**What you will do:**
Set out each line from the following listing that includes the word "ylabel".

'''

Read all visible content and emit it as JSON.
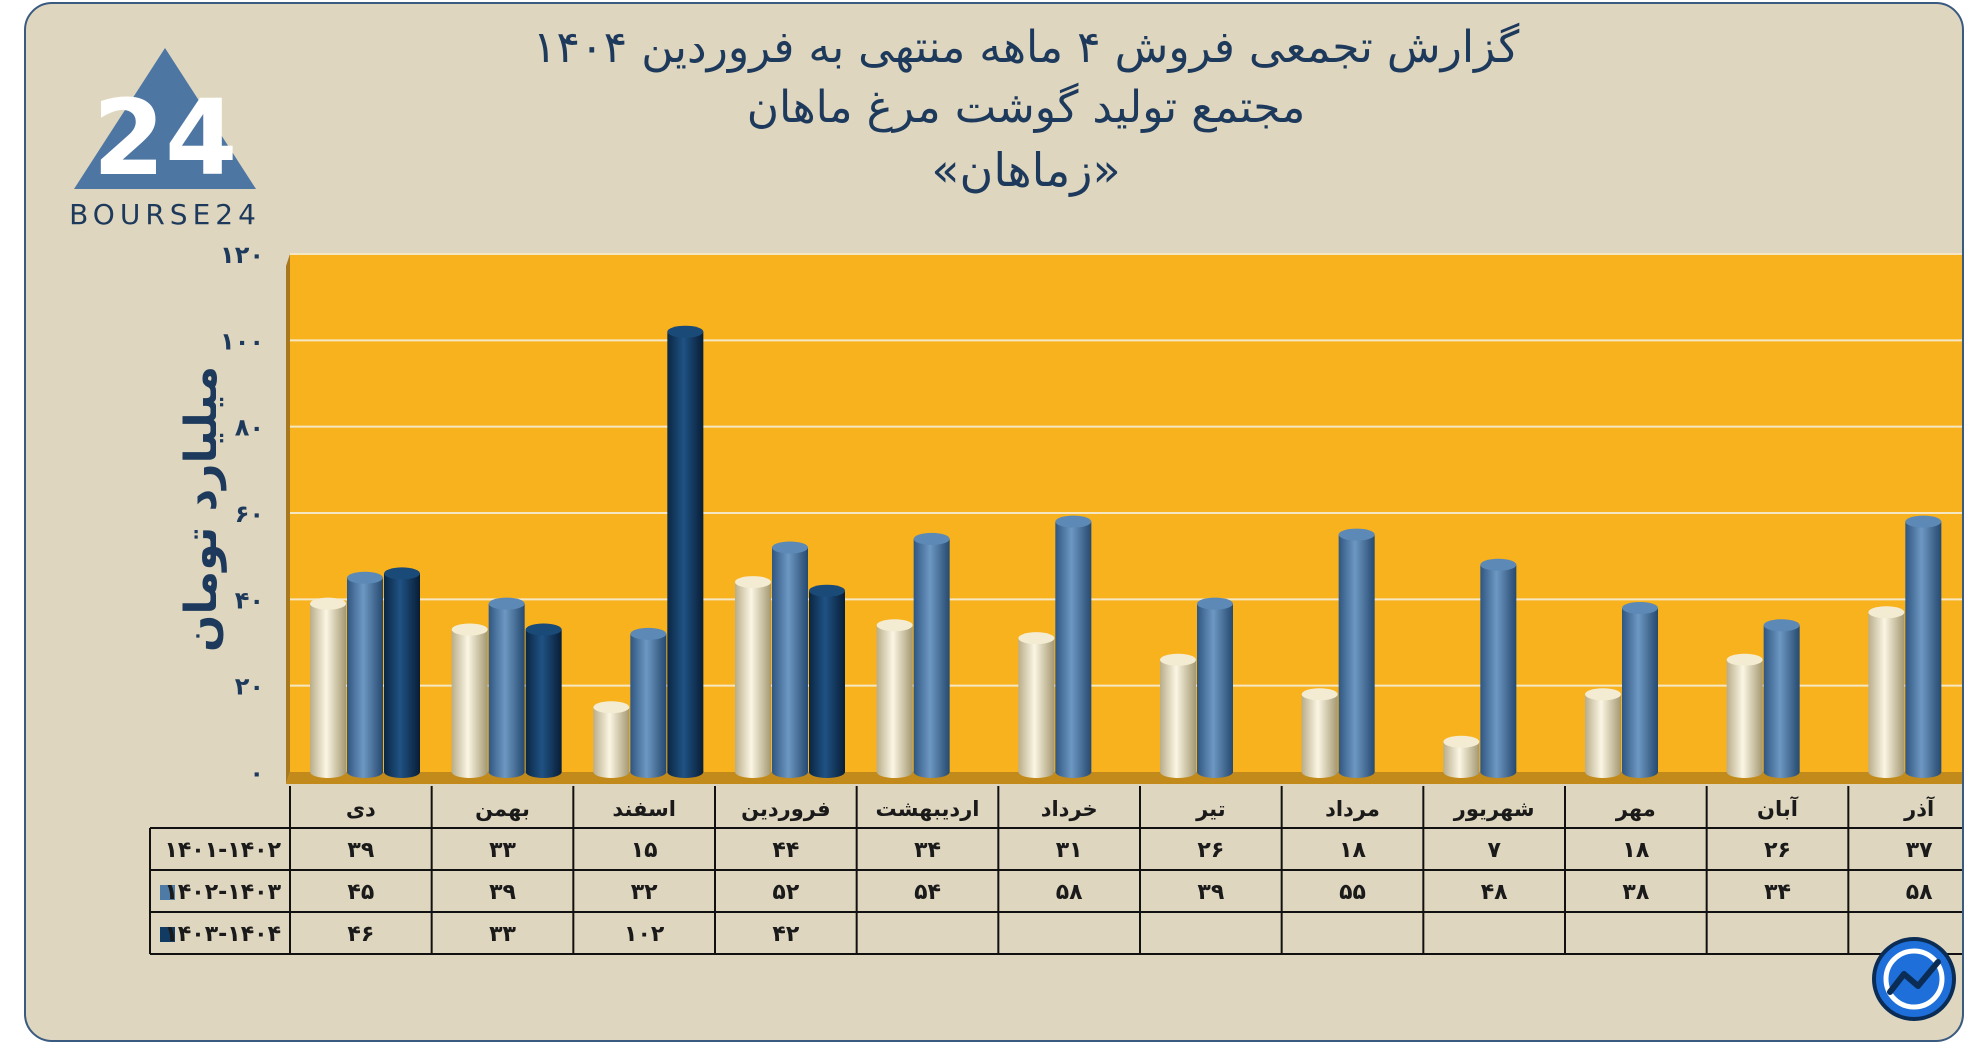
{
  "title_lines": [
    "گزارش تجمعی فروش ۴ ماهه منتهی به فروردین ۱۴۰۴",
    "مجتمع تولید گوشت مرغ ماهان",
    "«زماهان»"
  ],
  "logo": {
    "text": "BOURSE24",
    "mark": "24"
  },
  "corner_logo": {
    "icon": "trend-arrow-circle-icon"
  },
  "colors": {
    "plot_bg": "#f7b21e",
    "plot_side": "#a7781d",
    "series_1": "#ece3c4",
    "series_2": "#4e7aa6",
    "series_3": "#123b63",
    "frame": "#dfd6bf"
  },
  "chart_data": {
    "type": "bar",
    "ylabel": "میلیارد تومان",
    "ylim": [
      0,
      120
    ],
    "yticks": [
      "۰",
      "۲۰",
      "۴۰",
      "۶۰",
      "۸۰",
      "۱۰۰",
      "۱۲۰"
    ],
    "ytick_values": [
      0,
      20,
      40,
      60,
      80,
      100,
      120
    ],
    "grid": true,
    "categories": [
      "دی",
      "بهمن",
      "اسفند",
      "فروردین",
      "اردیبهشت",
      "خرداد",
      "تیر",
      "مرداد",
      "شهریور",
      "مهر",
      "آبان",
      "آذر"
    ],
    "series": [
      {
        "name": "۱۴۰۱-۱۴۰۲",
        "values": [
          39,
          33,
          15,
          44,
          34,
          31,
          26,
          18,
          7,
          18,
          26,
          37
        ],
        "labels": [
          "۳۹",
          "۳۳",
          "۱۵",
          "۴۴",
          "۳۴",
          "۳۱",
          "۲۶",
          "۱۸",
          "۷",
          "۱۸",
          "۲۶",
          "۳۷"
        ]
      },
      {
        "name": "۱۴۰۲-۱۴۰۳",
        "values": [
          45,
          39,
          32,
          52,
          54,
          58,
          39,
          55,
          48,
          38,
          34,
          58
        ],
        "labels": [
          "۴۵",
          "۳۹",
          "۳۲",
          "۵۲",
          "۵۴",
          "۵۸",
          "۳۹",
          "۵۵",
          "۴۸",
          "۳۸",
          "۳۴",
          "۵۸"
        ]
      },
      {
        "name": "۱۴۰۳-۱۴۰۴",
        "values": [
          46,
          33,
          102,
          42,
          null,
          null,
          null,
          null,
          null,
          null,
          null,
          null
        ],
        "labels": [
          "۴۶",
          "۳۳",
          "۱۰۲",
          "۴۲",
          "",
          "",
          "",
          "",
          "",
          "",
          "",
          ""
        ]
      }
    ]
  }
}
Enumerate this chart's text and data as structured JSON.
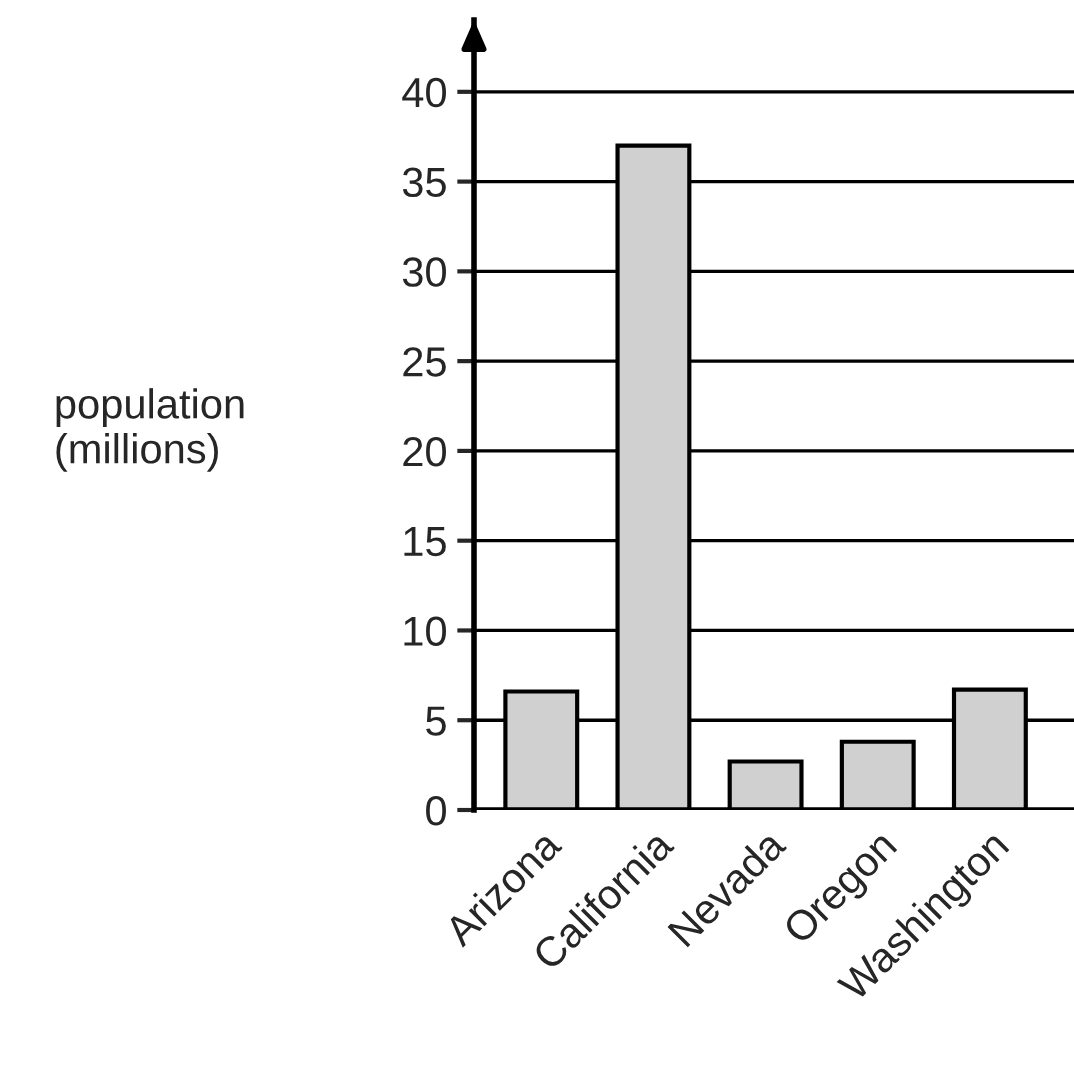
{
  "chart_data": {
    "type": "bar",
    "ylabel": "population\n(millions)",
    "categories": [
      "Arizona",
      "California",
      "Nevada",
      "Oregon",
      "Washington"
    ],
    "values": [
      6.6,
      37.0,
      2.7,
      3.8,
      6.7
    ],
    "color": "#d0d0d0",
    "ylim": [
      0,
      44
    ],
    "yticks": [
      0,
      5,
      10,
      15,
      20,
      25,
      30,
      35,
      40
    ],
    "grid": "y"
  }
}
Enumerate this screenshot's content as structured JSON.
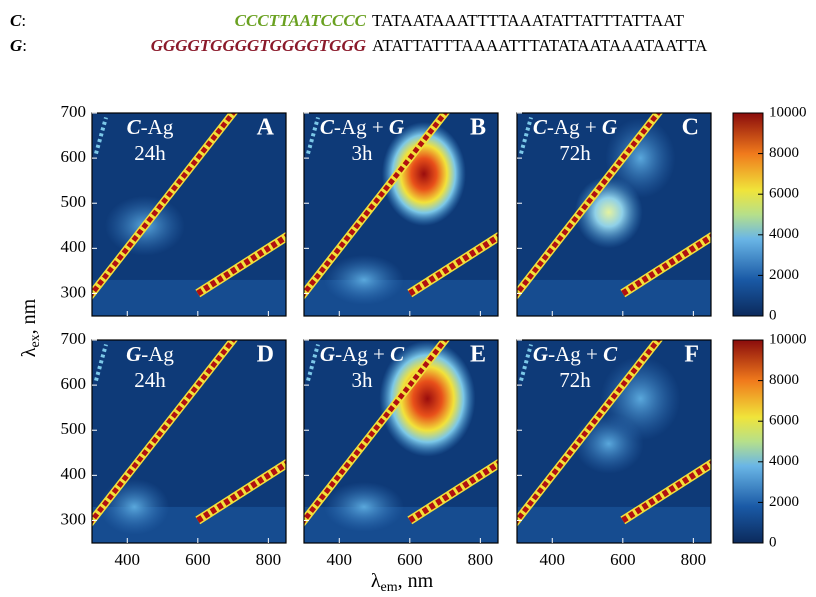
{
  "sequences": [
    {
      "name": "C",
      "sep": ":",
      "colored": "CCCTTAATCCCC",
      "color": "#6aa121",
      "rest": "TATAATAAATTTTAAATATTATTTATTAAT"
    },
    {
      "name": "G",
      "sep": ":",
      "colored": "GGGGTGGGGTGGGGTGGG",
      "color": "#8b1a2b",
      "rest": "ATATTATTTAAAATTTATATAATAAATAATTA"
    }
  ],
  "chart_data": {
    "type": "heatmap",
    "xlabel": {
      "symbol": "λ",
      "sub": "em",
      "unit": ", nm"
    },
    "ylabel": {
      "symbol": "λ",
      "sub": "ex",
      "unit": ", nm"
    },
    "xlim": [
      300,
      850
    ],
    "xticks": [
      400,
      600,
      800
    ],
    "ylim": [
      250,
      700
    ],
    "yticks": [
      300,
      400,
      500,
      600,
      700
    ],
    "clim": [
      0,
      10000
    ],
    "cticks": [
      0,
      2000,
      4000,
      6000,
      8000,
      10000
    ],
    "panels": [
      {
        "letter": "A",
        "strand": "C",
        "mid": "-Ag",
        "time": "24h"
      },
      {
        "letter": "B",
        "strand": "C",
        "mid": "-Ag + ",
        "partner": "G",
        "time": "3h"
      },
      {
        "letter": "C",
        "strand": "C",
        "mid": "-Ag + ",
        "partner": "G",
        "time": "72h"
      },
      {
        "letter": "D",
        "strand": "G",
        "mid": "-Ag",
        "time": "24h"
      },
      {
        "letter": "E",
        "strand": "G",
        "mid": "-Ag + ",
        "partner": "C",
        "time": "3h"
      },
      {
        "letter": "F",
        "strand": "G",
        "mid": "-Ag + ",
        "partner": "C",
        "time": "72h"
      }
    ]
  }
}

'''

**Answer to this task:**
    "ylabel": "میلیارد تومان",
    "ylabel": "population\n(millions)",
    "ylabel": {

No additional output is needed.